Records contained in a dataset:
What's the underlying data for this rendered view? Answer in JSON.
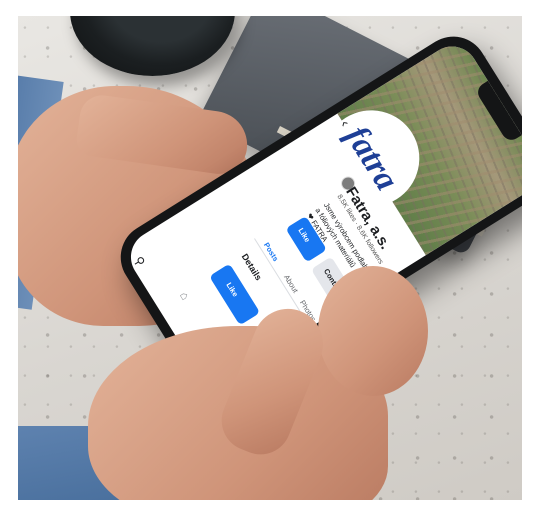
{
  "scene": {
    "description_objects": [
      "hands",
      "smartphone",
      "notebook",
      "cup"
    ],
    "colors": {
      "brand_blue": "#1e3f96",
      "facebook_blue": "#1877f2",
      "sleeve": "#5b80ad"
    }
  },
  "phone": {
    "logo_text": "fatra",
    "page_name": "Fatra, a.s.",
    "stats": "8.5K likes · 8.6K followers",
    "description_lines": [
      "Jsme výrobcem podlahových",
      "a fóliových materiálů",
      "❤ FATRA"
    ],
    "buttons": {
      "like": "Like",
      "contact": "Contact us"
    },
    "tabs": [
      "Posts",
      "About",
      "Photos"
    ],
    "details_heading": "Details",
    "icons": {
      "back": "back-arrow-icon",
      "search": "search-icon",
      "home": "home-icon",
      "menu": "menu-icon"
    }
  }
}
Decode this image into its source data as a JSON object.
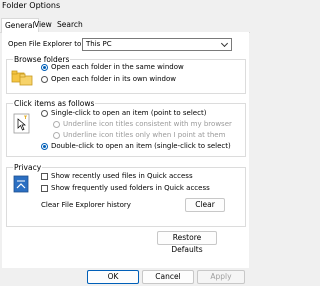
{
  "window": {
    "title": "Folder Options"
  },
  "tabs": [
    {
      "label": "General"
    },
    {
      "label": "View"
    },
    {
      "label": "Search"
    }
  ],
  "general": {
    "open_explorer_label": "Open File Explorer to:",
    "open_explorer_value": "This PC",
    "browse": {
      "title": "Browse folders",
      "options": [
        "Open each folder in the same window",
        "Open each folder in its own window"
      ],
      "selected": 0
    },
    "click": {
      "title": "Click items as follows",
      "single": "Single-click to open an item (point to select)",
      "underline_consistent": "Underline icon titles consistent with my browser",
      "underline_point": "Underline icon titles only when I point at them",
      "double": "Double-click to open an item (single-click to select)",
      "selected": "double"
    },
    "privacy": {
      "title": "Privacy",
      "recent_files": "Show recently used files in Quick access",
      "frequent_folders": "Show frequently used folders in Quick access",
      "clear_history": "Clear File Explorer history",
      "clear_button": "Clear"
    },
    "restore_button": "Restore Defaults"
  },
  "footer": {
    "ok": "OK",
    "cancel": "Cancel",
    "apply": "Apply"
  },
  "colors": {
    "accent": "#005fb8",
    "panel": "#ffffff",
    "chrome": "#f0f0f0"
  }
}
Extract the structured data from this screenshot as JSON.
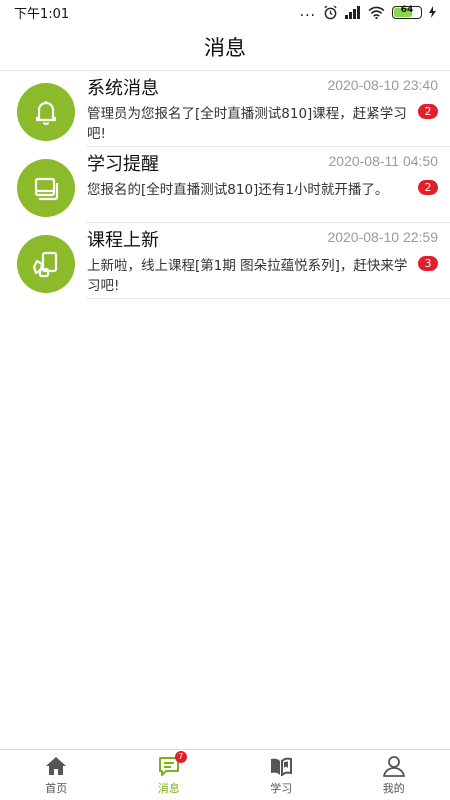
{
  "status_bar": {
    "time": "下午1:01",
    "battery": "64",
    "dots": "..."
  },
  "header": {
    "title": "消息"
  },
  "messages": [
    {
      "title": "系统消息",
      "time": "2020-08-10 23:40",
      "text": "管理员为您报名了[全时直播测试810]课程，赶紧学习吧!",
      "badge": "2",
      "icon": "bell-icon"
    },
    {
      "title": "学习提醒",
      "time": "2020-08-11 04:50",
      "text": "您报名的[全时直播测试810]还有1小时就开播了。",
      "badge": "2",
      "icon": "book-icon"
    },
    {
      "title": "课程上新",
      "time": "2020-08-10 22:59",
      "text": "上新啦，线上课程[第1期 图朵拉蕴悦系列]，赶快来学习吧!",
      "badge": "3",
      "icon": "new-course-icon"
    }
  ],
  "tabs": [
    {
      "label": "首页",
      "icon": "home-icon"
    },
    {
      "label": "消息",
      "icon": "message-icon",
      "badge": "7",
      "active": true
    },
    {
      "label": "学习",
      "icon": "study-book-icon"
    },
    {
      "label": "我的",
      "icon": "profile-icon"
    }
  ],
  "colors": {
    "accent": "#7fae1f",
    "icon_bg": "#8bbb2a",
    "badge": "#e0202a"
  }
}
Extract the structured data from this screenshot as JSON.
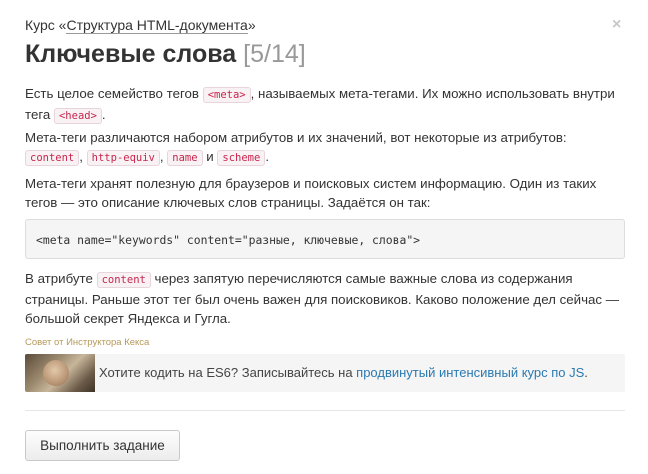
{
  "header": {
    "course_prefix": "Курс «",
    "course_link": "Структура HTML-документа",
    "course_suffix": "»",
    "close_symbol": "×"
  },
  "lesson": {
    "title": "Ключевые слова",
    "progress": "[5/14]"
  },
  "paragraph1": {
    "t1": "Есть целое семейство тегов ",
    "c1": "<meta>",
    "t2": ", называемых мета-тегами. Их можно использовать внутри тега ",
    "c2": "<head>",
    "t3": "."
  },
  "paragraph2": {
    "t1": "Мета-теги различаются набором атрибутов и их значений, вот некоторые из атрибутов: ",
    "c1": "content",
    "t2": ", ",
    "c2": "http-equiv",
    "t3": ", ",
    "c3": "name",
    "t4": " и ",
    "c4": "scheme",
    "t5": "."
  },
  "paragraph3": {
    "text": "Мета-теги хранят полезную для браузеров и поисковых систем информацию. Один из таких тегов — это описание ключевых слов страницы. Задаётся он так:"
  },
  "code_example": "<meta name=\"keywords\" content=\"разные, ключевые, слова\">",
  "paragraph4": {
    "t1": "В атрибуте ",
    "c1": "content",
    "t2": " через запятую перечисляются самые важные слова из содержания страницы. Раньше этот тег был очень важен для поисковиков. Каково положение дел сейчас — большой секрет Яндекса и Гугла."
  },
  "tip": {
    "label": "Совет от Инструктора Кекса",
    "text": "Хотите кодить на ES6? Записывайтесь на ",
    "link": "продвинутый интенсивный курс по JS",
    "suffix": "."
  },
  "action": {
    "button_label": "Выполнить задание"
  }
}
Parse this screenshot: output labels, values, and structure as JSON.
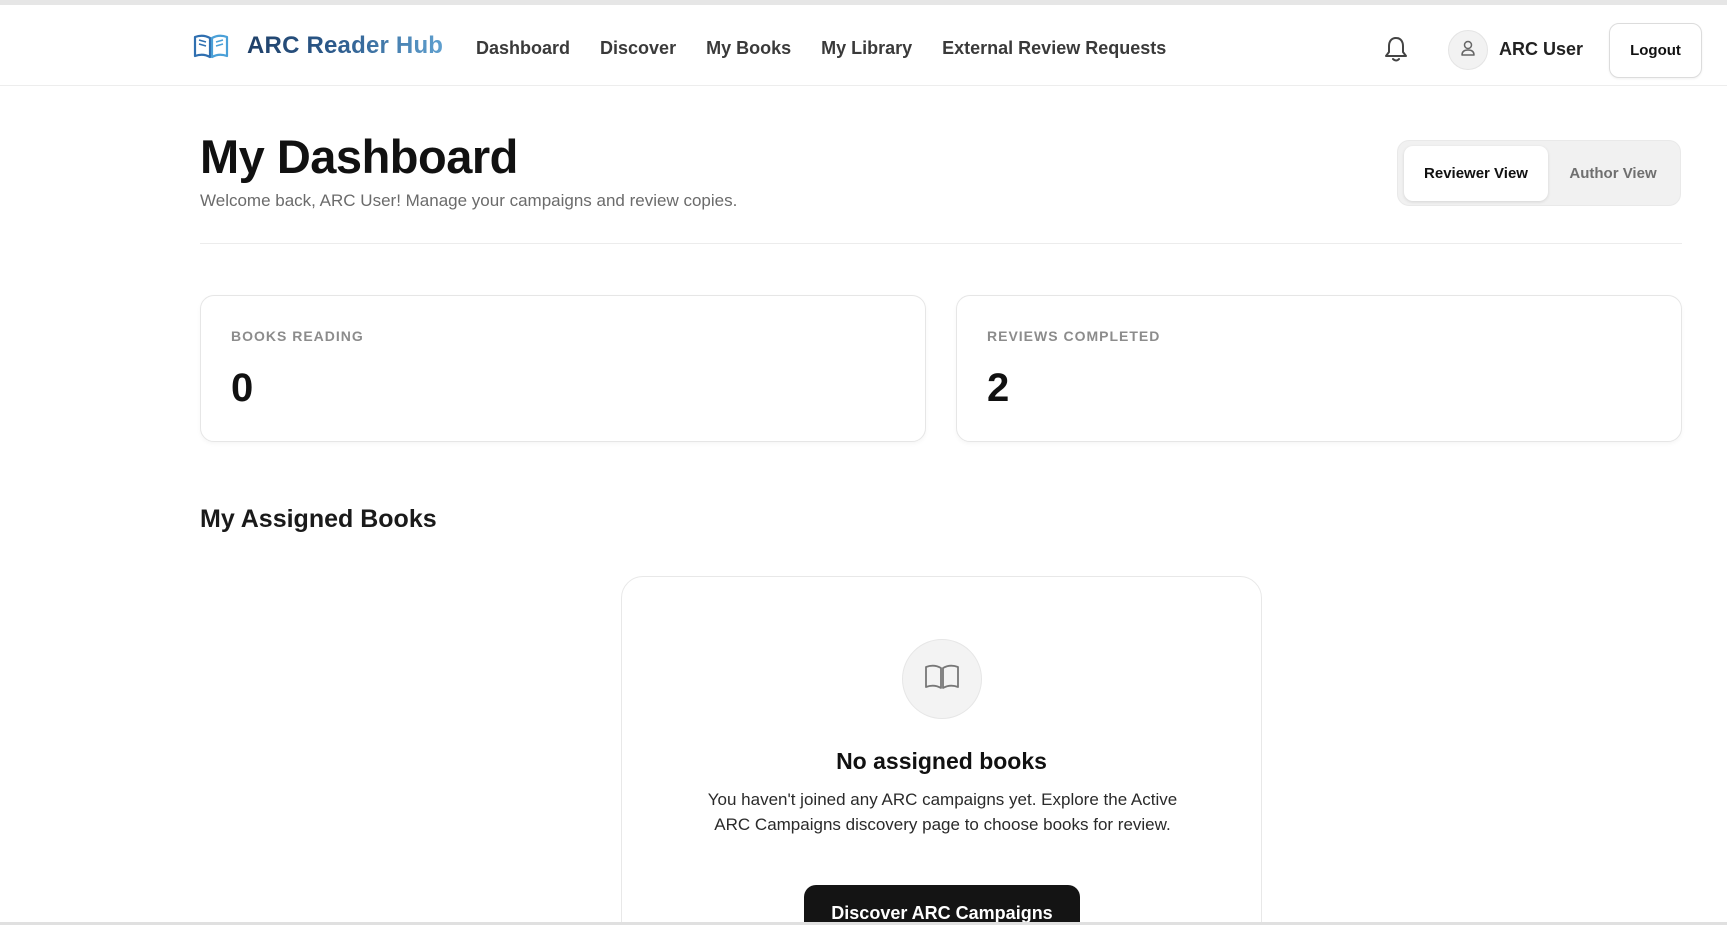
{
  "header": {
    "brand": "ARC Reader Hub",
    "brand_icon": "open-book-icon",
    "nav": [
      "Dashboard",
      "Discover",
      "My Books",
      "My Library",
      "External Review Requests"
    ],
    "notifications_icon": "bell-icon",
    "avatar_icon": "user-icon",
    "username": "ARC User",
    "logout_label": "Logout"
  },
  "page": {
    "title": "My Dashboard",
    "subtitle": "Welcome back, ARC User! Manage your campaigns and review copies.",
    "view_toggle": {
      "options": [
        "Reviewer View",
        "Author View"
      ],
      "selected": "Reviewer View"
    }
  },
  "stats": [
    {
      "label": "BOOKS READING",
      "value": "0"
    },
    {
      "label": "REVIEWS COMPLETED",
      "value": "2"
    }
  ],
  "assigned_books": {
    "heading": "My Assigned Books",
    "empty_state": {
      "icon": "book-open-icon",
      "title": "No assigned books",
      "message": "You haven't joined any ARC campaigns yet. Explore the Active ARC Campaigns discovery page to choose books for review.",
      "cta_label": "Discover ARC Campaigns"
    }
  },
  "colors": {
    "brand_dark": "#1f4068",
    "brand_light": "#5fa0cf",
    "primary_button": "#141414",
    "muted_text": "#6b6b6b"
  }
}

#### [What is being asked]
Write out the data precisely as given, excluding the pictures.

#### [Exercise answer]
What's the underlying data for this rendered view? Answer in JSON.
{
  "scene": {
    "description_objects": [
      "hands",
      "smartphone",
      "notebook",
      "cup"
    ],
    "colors": {
      "brand_blue": "#1e3f96",
      "facebook_blue": "#1877f2",
      "sleeve": "#5b80ad"
    }
  },
  "phone": {
    "logo_text": "fatra",
    "page_name": "Fatra, a.s.",
    "stats": "8.5K likes · 8.6K followers",
    "description_lines": [
      "Jsme výrobcem podlahových",
      "a fóliových materiálů",
      "❤ FATRA"
    ],
    "buttons": {
      "like": "Like",
      "contact": "Contact us"
    },
    "tabs": [
      "Posts",
      "About",
      "Photos"
    ],
    "details_heading": "Details",
    "icons": {
      "back": "back-arrow-icon",
      "search": "search-icon",
      "home": "home-icon",
      "menu": "menu-icon"
    }
  }
}
Decode this image into its source data as a JSON object.
{
  "window": {
    "title": "Folder Options"
  },
  "tabs": [
    {
      "label": "General"
    },
    {
      "label": "View"
    },
    {
      "label": "Search"
    }
  ],
  "general": {
    "open_explorer_label": "Open File Explorer to:",
    "open_explorer_value": "This PC",
    "browse": {
      "title": "Browse folders",
      "options": [
        "Open each folder in the same window",
        "Open each folder in its own window"
      ],
      "selected": 0
    },
    "click": {
      "title": "Click items as follows",
      "single": "Single-click to open an item (point to select)",
      "underline_consistent": "Underline icon titles consistent with my browser",
      "underline_point": "Underline icon titles only when I point at them",
      "double": "Double-click to open an item (single-click to select)",
      "selected": "double"
    },
    "privacy": {
      "title": "Privacy",
      "recent_files": "Show recently used files in Quick access",
      "frequent_folders": "Show frequently used folders in Quick access",
      "clear_history": "Clear File Explorer history",
      "clear_button": "Clear"
    },
    "restore_button": "Restore Defaults"
  },
  "footer": {
    "ok": "OK",
    "cancel": "Cancel",
    "apply": "Apply"
  },
  "colors": {
    "accent": "#005fb8",
    "panel": "#ffffff",
    "chrome": "#f0f0f0"
  }
}
Extract the structured data from this screenshot as JSON.
{
  "status_bar": {
    "time": "下午1:01",
    "battery": "64",
    "dots": "..."
  },
  "header": {
    "title": "消息"
  },
  "messages": [
    {
      "title": "系统消息",
      "time": "2020-08-10 23:40",
      "text": "管理员为您报名了[全时直播测试810]课程，赶紧学习吧!",
      "badge": "2",
      "icon": "bell-icon"
    },
    {
      "title": "学习提醒",
      "time": "2020-08-11 04:50",
      "text": "您报名的[全时直播测试810]还有1小时就开播了。",
      "badge": "2",
      "icon": "book-icon"
    },
    {
      "title": "课程上新",
      "time": "2020-08-10 22:59",
      "text": "上新啦，线上课程[第1期 图朵拉蕴悦系列]，赶快来学习吧!",
      "badge": "3",
      "icon": "new-course-icon"
    }
  ],
  "tabs": [
    {
      "label": "首页",
      "icon": "home-icon"
    },
    {
      "label": "消息",
      "icon": "message-icon",
      "badge": "7",
      "active": true
    },
    {
      "label": "学习",
      "icon": "study-book-icon"
    },
    {
      "label": "我的",
      "icon": "profile-icon"
    }
  ],
  "colors": {
    "accent": "#7fae1f",
    "icon_bg": "#8bbb2a",
    "badge": "#e0202a"
  }
}
Extract the structured data from this screenshot as JSON.
{
  "header": {
    "course_prefix": "Курс «",
    "course_link": "Структура HTML-документа",
    "course_suffix": "»",
    "close_symbol": "×"
  },
  "lesson": {
    "title": "Ключевые слова",
    "progress": "[5/14]"
  },
  "paragraph1": {
    "t1": "Есть целое семейство тегов ",
    "c1": "<meta>",
    "t2": ", называемых мета-тегами. Их можно использовать внутри тега ",
    "c2": "<head>",
    "t3": "."
  },
  "paragraph2": {
    "t1": "Мета-теги различаются набором атрибутов и их значений, вот некоторые из атрибутов: ",
    "c1": "content",
    "t2": ", ",
    "c2": "http-equiv",
    "t3": ", ",
    "c3": "name",
    "t4": " и ",
    "c4": "scheme",
    "t5": "."
  },
  "paragraph3": {
    "text": "Мета-теги хранят полезную для браузеров и поисковых систем информацию. Один из таких тегов — это описание ключевых слов страницы. Задаётся он так:"
  },
  "code_example": "<meta name=\"keywords\" content=\"разные, ключевые, слова\">",
  "paragraph4": {
    "t1": "В атрибуте ",
    "c1": "content",
    "t2": " через запятую перечисляются самые важные слова из содержания страницы. Раньше этот тег был очень важен для поисковиков. Каково положение дел сейчас — большой секрет Яндекса и Гугла."
  },
  "tip": {
    "label": "Совет от Инструктора Кекса",
    "text": "Хотите кодить на ES6? Записывайтесь на ",
    "link": "продвинутый интенсивный курс по JS",
    "suffix": "."
  },
  "action": {
    "button_label": "Выполнить задание"
  }
}
Parse this screenshot: output labels, values, and structure as JSON.
{
  "header": {
    "brand": "ARC Reader Hub",
    "brand_icon": "open-book-icon",
    "nav": [
      "Dashboard",
      "Discover",
      "My Books",
      "My Library",
      "External Review Requests"
    ],
    "notifications_icon": "bell-icon",
    "avatar_icon": "user-icon",
    "username": "ARC User",
    "logout_label": "Logout"
  },
  "page": {
    "title": "My Dashboard",
    "subtitle": "Welcome back, ARC User! Manage your campaigns and review copies.",
    "view_toggle": {
      "options": [
        "Reviewer View",
        "Author View"
      ],
      "selected": "Reviewer View"
    }
  },
  "stats": [
    {
      "label": "BOOKS READING",
      "value": "0"
    },
    {
      "label": "REVIEWS COMPLETED",
      "value": "2"
    }
  ],
  "assigned_books": {
    "heading": "My Assigned Books",
    "empty_state": {
      "icon": "book-open-icon",
      "title": "No assigned books",
      "message": "You haven't joined any ARC campaigns yet. Explore the Active ARC Campaigns discovery page to choose books for review.",
      "cta_label": "Discover ARC Campaigns"
    }
  },
  "colors": {
    "brand_dark": "#1f4068",
    "brand_light": "#5fa0cf",
    "primary_button": "#141414",
    "muted_text": "#6b6b6b"
  }
}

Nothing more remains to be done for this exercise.